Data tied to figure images
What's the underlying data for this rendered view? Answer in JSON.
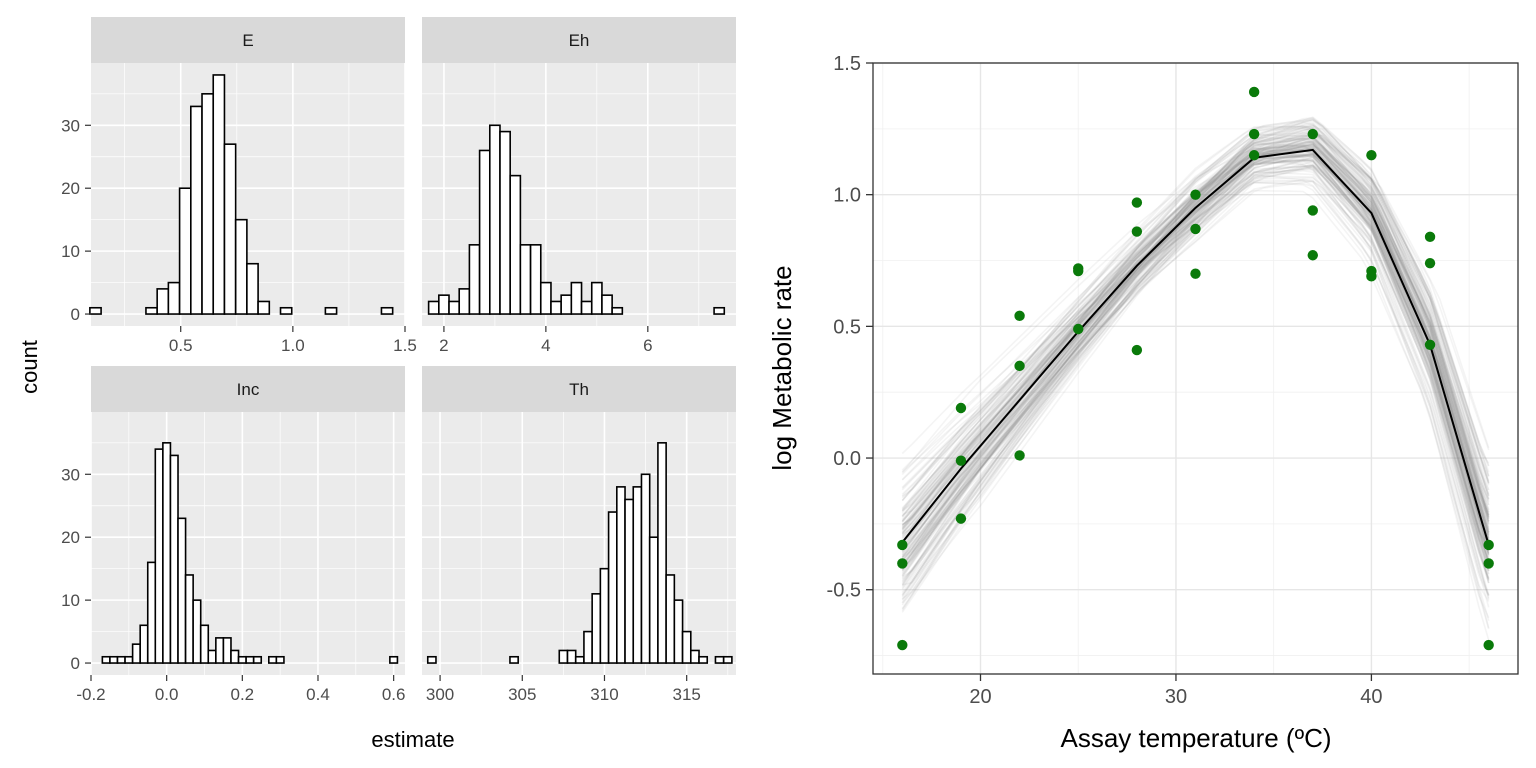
{
  "left_figure": {
    "ylabel": "count",
    "xlabel": "estimate"
  },
  "right_figure": {
    "ylabel": "log Metabolic rate",
    "xlabel": "Assay temperature (ºC)"
  },
  "chart_data": [
    {
      "type": "bar",
      "panel": "E",
      "x_tick_labels": [
        "0.5",
        "1.0",
        "1.5"
      ],
      "x_ticks": [
        0.5,
        1.0,
        1.5
      ],
      "xlim": [
        0.1,
        1.5
      ],
      "y_tick_labels": [
        "0",
        "10",
        "20",
        "30"
      ],
      "y_ticks": [
        0,
        10,
        20,
        30
      ],
      "ylim": [
        -1.9,
        39.9
      ],
      "bin_centers": [
        0.12,
        0.17,
        0.22,
        0.27,
        0.32,
        0.37,
        0.42,
        0.47,
        0.52,
        0.57,
        0.62,
        0.67,
        0.72,
        0.77,
        0.82,
        0.87,
        0.92,
        0.97,
        1.02,
        1.07,
        1.12,
        1.17,
        1.22,
        1.27,
        1.32,
        1.37,
        1.42
      ],
      "bin_width": 0.05,
      "counts": [
        1,
        0,
        0,
        0,
        0,
        1,
        4,
        5,
        20,
        33,
        35,
        38,
        27,
        15,
        8,
        2,
        0,
        1,
        0,
        0,
        0,
        1,
        0,
        0,
        0,
        0,
        1
      ]
    },
    {
      "type": "bar",
      "panel": "Eh",
      "x_tick_labels": [
        "2",
        "4",
        "6"
      ],
      "x_ticks": [
        2,
        4,
        6
      ],
      "xlim": [
        1.57,
        7.73
      ],
      "y_tick_labels": [
        "0",
        "10",
        "20",
        "30"
      ],
      "y_ticks": [
        0,
        10,
        20,
        30
      ],
      "ylim": [
        -1.9,
        39.9
      ],
      "bin_centers": [
        1.8,
        2.0,
        2.2,
        2.4,
        2.6,
        2.8,
        3.0,
        3.2,
        3.4,
        3.6,
        3.8,
        4.0,
        4.2,
        4.4,
        4.6,
        4.8,
        5.0,
        5.2,
        5.4,
        5.6,
        5.8,
        6.0,
        6.2,
        6.4,
        6.6,
        6.8,
        7.0,
        7.2,
        7.4
      ],
      "bin_width": 0.2,
      "counts": [
        2,
        3,
        2,
        4,
        11,
        26,
        30,
        29,
        22,
        11,
        11,
        5,
        2,
        3,
        5,
        2,
        5,
        3,
        1,
        0,
        0,
        0,
        0,
        0,
        0,
        0,
        0,
        0,
        1
      ]
    },
    {
      "type": "bar",
      "panel": "Inc",
      "x_tick_labels": [
        "-0.2",
        "0.0",
        "0.2",
        "0.4",
        "0.6"
      ],
      "x_ticks": [
        -0.2,
        0.0,
        0.2,
        0.4,
        0.6
      ],
      "xlim": [
        -0.2,
        0.63
      ],
      "y_tick_labels": [
        "0",
        "10",
        "20",
        "30"
      ],
      "y_ticks": [
        0,
        10,
        20,
        30
      ],
      "ylim": [
        -1.9,
        39.9
      ],
      "bin_centers": [
        -0.16,
        -0.14,
        -0.12,
        -0.1,
        -0.08,
        -0.06,
        -0.04,
        -0.02,
        0.0,
        0.02,
        0.04,
        0.06,
        0.08,
        0.1,
        0.12,
        0.14,
        0.16,
        0.18,
        0.2,
        0.22,
        0.24,
        0.26,
        0.28,
        0.3,
        0.32,
        0.34,
        0.36,
        0.38,
        0.4,
        0.42,
        0.44,
        0.46,
        0.48,
        0.5,
        0.52,
        0.54,
        0.56,
        0.58,
        0.6
      ],
      "bin_width": 0.02,
      "counts": [
        1,
        1,
        1,
        1,
        3,
        6,
        16,
        34,
        35,
        33,
        23,
        14,
        10,
        6,
        2,
        4,
        4,
        2,
        1,
        1,
        1,
        0,
        1,
        1,
        0,
        0,
        0,
        0,
        0,
        0,
        0,
        0,
        0,
        0,
        0,
        0,
        0,
        0,
        1
      ]
    },
    {
      "type": "bar",
      "panel": "Th",
      "x_tick_labels": [
        "300",
        "305",
        "310",
        "315"
      ],
      "x_ticks": [
        300,
        305,
        310,
        315
      ],
      "xlim": [
        298.9,
        318.0
      ],
      "y_tick_labels": [
        "0",
        "10",
        "20",
        "30"
      ],
      "y_ticks": [
        0,
        10,
        20,
        30
      ],
      "ylim": [
        -1.9,
        39.9
      ],
      "bin_centers": [
        299.5,
        300.0,
        300.5,
        301.0,
        301.5,
        302.0,
        302.5,
        303.0,
        303.5,
        304.0,
        304.5,
        305.0,
        305.5,
        306.0,
        306.5,
        307.0,
        307.5,
        308.0,
        308.5,
        309.0,
        309.5,
        310.0,
        310.5,
        311.0,
        311.5,
        312.0,
        312.5,
        313.0,
        313.5,
        314.0,
        314.5,
        315.0,
        315.5,
        316.0,
        316.5,
        317.0,
        317.5
      ],
      "bin_width": 0.5,
      "counts": [
        1,
        0,
        0,
        0,
        0,
        0,
        0,
        0,
        0,
        0,
        1,
        0,
        0,
        0,
        0,
        0,
        2,
        2,
        1,
        5,
        11,
        15,
        24,
        28,
        26,
        28,
        30,
        20,
        35,
        14,
        10,
        5,
        2,
        1,
        0,
        1,
        1
      ]
    },
    {
      "type": "line",
      "panel": "log Metabolic rate vs Assay temperature",
      "x_tick_labels": [
        "20",
        "30",
        "40"
      ],
      "x_ticks": [
        20,
        30,
        40
      ],
      "xlim": [
        14.5,
        47.5
      ],
      "y_tick_labels": [
        "-0.5",
        "0.0",
        "0.5",
        "1.0",
        "1.5"
      ],
      "y_ticks": [
        -0.5,
        0.0,
        0.5,
        1.0,
        1.5
      ],
      "ylim": [
        -0.82,
        1.5
      ],
      "grid": true,
      "fit_line": {
        "x": [
          16,
          19,
          22,
          25,
          28,
          31,
          34,
          37,
          40,
          43,
          46
        ],
        "y": [
          -0.32,
          -0.04,
          0.22,
          0.48,
          0.73,
          0.95,
          1.14,
          1.17,
          0.93,
          0.43,
          -0.33
        ]
      },
      "points_color": "#0a7a0a",
      "points": [
        {
          "x": 16,
          "y": -0.33
        },
        {
          "x": 16,
          "y": -0.4
        },
        {
          "x": 16,
          "y": -0.71
        },
        {
          "x": 19,
          "y": 0.19
        },
        {
          "x": 19,
          "y": -0.01
        },
        {
          "x": 19,
          "y": -0.23
        },
        {
          "x": 22,
          "y": 0.54
        },
        {
          "x": 22,
          "y": 0.35
        },
        {
          "x": 22,
          "y": 0.01
        },
        {
          "x": 25,
          "y": 0.72
        },
        {
          "x": 25,
          "y": 0.71
        },
        {
          "x": 25,
          "y": 0.49
        },
        {
          "x": 28,
          "y": 0.97
        },
        {
          "x": 28,
          "y": 0.86
        },
        {
          "x": 28,
          "y": 0.41
        },
        {
          "x": 31,
          "y": 1.0
        },
        {
          "x": 31,
          "y": 0.87
        },
        {
          "x": 31,
          "y": 0.7
        },
        {
          "x": 34,
          "y": 1.39
        },
        {
          "x": 34,
          "y": 1.23
        },
        {
          "x": 34,
          "y": 1.15
        },
        {
          "x": 37,
          "y": 1.23
        },
        {
          "x": 37,
          "y": 0.94
        },
        {
          "x": 37,
          "y": 0.77
        },
        {
          "x": 40,
          "y": 1.15
        },
        {
          "x": 40,
          "y": 0.71
        },
        {
          "x": 40,
          "y": 0.69
        },
        {
          "x": 43,
          "y": 0.84
        },
        {
          "x": 43,
          "y": 0.74
        },
        {
          "x": 43,
          "y": 0.43
        },
        {
          "x": 46,
          "y": -0.33
        },
        {
          "x": 46,
          "y": -0.4
        },
        {
          "x": 46,
          "y": -0.71
        }
      ],
      "band_ensemble_count": 150
    }
  ]
}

> **WORK INSTRUCTIONS**
Reproduce all lines from the records above that include the word "Metabolic".

> **COMPLETED TASK**
    "ylabel": "log Metabolic rate",
      "panel": "log Metabolic rate vs Assay temperature",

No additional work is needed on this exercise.